» **TASK DATA**

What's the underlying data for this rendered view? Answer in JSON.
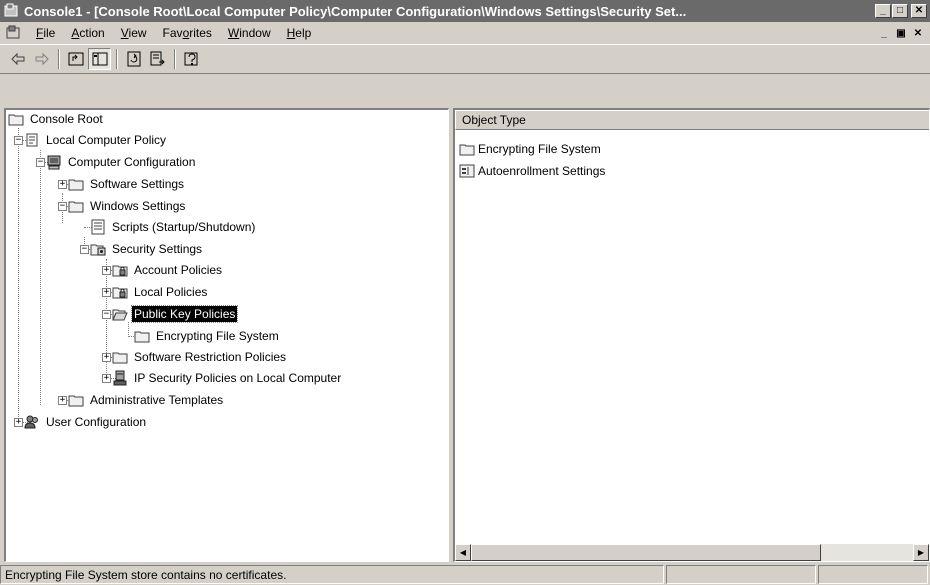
{
  "window": {
    "title": "Console1 - [Console Root\\Local Computer Policy\\Computer Configuration\\Windows Settings\\Security Set...",
    "icon": "mmc-console-icon"
  },
  "menu": {
    "items": [
      {
        "pre": "",
        "u": "F",
        "post": "ile"
      },
      {
        "pre": "",
        "u": "A",
        "post": "ction"
      },
      {
        "pre": "",
        "u": "V",
        "post": "iew"
      },
      {
        "pre": "Fav",
        "u": "o",
        "post": "rites"
      },
      {
        "pre": "",
        "u": "W",
        "post": "indow"
      },
      {
        "pre": "",
        "u": "H",
        "post": "elp"
      }
    ]
  },
  "tree": {
    "items": [
      {
        "label": "Console Root",
        "icon": "folder-icon"
      },
      {
        "label": "Local Computer Policy",
        "icon": "policy-scroll-icon"
      },
      {
        "label": "Computer Configuration",
        "icon": "computer-icon"
      },
      {
        "label": "Software Settings",
        "icon": "folder-icon"
      },
      {
        "label": "Windows Settings",
        "icon": "folder-icon"
      },
      {
        "label": "Scripts (Startup/Shutdown)",
        "icon": "script-icon"
      },
      {
        "label": "Security Settings",
        "icon": "security-settings-icon"
      },
      {
        "label": "Account Policies",
        "icon": "locked-folder-icon"
      },
      {
        "label": "Local Policies",
        "icon": "locked-folder-icon"
      },
      {
        "label": "Public Key Policies",
        "icon": "open-folder-icon",
        "selected": true
      },
      {
        "label": "Encrypting File System",
        "icon": "folder-icon"
      },
      {
        "label": "Software Restriction Policies",
        "icon": "folder-icon"
      },
      {
        "label": "IP Security Policies on Local Computer",
        "icon": "ip-security-icon"
      },
      {
        "label": "Administrative Templates",
        "icon": "folder-icon"
      },
      {
        "label": "User Configuration",
        "icon": "users-icon"
      }
    ]
  },
  "details": {
    "column_header": "Object Type",
    "rows": [
      {
        "label": "Encrypting File System",
        "icon": "folder-icon"
      },
      {
        "label": "Autoenrollment Settings",
        "icon": "settings-icon"
      }
    ]
  },
  "status": {
    "text": "Encrypting File System store contains no certificates."
  }
}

» **WRITTEN TASK**
Extract every line of the data exactly; pictures stay out.

» **FULL ANSWER**
What's the underlying data for this rendered view? Answer in JSON.
{
  "window": {
    "title": "Console1 - [Console Root\\Local Computer Policy\\Computer Configuration\\Windows Settings\\Security Set...",
    "icon": "mmc-console-icon"
  },
  "menu": {
    "items": [
      {
        "pre": "",
        "u": "F",
        "post": "ile"
      },
      {
        "pre": "",
        "u": "A",
        "post": "ction"
      },
      {
        "pre": "",
        "u": "V",
        "post": "iew"
      },
      {
        "pre": "Fav",
        "u": "o",
        "post": "rites"
      },
      {
        "pre": "",
        "u": "W",
        "post": "indow"
      },
      {
        "pre": "",
        "u": "H",
        "post": "elp"
      }
    ]
  },
  "tree": {
    "items": [
      {
        "label": "Console Root",
        "icon": "folder-icon"
      },
      {
        "label": "Local Computer Policy",
        "icon": "policy-scroll-icon"
      },
      {
        "label": "Computer Configuration",
        "icon": "computer-icon"
      },
      {
        "label": "Software Settings",
        "icon": "folder-icon"
      },
      {
        "label": "Windows Settings",
        "icon": "folder-icon"
      },
      {
        "label": "Scripts (Startup/Shutdown)",
        "icon": "script-icon"
      },
      {
        "label": "Security Settings",
        "icon": "security-settings-icon"
      },
      {
        "label": "Account Policies",
        "icon": "locked-folder-icon"
      },
      {
        "label": "Local Policies",
        "icon": "locked-folder-icon"
      },
      {
        "label": "Public Key Policies",
        "icon": "open-folder-icon",
        "selected": true
      },
      {
        "label": "Encrypting File System",
        "icon": "folder-icon"
      },
      {
        "label": "Software Restriction Policies",
        "icon": "folder-icon"
      },
      {
        "label": "IP Security Policies on Local Computer",
        "icon": "ip-security-icon"
      },
      {
        "label": "Administrative Templates",
        "icon": "folder-icon"
      },
      {
        "label": "User Configuration",
        "icon": "users-icon"
      }
    ]
  },
  "details": {
    "column_header": "Object Type",
    "rows": [
      {
        "label": "Encrypting File System",
        "icon": "folder-icon"
      },
      {
        "label": "Autoenrollment Settings",
        "icon": "settings-icon"
      }
    ]
  },
  "status": {
    "text": "Encrypting File System store contains no certificates."
  }
}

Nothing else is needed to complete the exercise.